Find every line in the records below that holds the word "template", and copy each one.

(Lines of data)
<<<<
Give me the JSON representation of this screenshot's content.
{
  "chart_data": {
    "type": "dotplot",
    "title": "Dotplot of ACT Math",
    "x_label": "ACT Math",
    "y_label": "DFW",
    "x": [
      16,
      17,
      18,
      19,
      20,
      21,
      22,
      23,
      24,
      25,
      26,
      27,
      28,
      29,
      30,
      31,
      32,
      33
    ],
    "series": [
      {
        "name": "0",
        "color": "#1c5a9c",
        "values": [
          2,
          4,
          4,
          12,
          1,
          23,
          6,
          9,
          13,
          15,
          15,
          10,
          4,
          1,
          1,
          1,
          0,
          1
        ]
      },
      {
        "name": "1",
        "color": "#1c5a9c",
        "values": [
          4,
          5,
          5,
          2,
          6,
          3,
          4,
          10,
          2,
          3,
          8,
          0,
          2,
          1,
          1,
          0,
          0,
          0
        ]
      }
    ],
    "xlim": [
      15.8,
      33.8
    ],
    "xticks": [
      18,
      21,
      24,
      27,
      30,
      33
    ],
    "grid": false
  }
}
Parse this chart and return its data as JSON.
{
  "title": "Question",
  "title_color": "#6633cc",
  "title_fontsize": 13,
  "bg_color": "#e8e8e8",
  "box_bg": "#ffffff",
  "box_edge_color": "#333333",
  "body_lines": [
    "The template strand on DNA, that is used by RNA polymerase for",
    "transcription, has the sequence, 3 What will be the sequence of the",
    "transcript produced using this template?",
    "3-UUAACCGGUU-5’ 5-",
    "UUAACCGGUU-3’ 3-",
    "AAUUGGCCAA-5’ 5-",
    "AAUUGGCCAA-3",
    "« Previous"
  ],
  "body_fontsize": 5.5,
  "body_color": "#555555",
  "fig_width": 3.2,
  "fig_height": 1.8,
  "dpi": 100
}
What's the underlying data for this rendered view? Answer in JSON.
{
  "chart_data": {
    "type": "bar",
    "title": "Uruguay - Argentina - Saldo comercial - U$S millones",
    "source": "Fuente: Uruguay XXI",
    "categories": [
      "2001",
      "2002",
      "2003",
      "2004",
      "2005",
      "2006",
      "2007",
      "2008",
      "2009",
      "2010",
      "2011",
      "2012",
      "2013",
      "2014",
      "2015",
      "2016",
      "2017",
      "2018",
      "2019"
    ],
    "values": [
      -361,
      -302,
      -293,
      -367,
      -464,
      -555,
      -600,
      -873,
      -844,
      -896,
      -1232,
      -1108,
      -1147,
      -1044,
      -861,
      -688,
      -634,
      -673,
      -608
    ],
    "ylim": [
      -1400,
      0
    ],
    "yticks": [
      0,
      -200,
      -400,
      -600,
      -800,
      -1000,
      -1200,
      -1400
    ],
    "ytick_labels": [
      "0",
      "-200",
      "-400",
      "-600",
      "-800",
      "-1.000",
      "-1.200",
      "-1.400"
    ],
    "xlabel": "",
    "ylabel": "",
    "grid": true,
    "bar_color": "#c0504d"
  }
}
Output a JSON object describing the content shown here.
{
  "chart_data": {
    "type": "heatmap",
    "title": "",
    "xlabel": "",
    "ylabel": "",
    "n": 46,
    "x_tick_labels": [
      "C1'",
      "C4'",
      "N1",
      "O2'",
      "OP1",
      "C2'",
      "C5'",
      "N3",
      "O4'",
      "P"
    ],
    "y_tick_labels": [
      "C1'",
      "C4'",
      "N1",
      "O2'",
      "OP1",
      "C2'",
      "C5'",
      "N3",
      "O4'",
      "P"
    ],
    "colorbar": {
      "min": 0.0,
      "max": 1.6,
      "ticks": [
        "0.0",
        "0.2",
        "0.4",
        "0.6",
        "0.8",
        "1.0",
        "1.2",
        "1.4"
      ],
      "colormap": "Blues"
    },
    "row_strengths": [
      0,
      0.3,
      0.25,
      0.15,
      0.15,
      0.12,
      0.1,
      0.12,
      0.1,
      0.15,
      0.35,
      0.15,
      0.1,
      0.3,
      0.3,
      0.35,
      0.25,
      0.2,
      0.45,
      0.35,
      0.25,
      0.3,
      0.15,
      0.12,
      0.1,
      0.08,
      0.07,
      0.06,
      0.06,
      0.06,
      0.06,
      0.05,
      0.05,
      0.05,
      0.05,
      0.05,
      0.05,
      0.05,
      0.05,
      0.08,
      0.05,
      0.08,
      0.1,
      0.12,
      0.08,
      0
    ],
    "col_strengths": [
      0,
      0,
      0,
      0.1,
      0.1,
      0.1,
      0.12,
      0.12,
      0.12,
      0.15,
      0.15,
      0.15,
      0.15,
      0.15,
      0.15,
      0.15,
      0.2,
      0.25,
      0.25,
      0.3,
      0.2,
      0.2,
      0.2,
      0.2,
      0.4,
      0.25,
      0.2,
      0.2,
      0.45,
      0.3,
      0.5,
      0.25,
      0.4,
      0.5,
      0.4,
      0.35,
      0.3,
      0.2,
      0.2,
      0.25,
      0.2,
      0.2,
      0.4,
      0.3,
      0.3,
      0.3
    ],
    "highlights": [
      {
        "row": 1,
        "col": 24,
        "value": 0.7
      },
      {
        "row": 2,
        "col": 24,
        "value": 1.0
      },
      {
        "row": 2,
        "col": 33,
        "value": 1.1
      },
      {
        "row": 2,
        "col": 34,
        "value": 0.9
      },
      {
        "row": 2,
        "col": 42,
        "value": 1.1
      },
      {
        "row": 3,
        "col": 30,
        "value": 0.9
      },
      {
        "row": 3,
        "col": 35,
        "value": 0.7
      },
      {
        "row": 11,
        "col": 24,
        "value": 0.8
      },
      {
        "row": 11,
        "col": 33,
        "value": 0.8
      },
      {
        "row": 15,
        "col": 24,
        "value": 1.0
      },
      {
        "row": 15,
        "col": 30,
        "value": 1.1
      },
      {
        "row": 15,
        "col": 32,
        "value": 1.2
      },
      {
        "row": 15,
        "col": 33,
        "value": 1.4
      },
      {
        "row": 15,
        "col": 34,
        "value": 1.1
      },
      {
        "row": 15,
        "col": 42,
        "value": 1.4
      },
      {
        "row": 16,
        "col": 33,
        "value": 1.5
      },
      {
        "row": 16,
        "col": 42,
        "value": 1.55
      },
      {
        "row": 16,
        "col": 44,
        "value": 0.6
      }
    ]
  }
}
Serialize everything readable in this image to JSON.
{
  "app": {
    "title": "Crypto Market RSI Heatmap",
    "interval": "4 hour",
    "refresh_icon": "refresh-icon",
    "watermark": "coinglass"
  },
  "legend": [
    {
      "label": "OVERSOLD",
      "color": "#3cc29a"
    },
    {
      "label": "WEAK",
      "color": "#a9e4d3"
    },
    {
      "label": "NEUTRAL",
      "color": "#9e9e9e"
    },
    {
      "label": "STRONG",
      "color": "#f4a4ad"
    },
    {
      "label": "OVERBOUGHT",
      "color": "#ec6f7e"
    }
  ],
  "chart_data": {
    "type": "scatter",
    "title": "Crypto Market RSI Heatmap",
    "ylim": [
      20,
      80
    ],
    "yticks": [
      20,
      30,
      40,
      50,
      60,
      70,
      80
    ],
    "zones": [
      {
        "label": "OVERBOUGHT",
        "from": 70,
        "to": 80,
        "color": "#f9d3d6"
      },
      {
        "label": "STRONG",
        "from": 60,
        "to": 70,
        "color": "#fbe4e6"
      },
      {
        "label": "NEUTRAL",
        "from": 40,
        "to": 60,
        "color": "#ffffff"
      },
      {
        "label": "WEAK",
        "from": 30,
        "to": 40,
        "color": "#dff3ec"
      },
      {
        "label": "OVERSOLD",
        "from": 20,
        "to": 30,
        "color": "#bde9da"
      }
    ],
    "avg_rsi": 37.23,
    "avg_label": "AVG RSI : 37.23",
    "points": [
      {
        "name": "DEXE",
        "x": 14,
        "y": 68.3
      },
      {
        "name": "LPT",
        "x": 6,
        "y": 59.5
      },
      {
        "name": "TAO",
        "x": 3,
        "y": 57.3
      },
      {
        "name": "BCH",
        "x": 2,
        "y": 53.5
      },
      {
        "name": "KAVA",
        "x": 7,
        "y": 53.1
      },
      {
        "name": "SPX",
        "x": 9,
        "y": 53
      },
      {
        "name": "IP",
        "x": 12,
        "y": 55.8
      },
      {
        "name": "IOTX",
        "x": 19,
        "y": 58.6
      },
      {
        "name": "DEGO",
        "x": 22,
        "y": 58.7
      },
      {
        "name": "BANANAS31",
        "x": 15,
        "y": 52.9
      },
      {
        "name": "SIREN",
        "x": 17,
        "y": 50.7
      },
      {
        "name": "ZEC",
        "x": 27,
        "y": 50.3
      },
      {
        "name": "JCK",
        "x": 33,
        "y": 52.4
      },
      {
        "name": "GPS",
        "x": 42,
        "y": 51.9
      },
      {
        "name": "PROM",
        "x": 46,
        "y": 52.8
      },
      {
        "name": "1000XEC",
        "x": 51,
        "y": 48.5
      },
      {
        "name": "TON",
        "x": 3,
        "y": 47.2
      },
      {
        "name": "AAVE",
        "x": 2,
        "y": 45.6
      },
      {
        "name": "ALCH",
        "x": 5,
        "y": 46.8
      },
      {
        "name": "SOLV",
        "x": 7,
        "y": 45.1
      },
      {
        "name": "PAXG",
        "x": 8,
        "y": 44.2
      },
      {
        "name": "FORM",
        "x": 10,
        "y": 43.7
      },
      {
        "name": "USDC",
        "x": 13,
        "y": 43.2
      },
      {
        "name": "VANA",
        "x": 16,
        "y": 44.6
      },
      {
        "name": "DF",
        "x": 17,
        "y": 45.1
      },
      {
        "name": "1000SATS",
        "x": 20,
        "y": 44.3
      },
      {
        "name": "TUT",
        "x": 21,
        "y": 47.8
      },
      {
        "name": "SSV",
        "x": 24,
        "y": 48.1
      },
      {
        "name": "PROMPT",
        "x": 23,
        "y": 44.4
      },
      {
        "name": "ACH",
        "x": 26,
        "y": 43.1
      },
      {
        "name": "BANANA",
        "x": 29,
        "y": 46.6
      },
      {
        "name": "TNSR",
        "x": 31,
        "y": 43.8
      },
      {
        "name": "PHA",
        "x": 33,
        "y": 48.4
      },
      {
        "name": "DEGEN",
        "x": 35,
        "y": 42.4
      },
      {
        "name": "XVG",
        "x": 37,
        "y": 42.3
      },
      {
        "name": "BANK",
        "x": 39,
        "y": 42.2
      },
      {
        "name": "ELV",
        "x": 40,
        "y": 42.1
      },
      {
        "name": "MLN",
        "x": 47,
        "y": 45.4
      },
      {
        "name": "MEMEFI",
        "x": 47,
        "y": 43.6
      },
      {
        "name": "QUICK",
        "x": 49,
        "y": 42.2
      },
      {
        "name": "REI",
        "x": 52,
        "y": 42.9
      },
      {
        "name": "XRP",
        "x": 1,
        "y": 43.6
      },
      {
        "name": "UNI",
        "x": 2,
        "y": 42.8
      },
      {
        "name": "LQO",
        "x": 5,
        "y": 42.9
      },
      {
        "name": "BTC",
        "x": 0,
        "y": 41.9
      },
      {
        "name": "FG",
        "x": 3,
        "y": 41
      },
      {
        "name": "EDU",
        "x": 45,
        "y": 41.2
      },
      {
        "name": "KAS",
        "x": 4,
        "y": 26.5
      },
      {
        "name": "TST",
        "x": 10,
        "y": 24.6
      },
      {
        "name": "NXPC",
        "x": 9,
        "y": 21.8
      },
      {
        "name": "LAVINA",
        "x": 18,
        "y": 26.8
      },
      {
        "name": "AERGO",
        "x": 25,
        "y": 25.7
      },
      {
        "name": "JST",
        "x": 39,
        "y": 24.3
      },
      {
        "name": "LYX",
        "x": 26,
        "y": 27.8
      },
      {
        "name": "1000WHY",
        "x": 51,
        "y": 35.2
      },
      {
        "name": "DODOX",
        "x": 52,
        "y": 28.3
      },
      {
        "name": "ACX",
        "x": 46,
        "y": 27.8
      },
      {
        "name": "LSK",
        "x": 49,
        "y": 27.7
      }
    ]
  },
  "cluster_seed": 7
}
>>>>
RESPONSE TO THIS TASK:
    "The template strand on DNA, that is used by RNA polymerase for",
    "transcript produced using this template?",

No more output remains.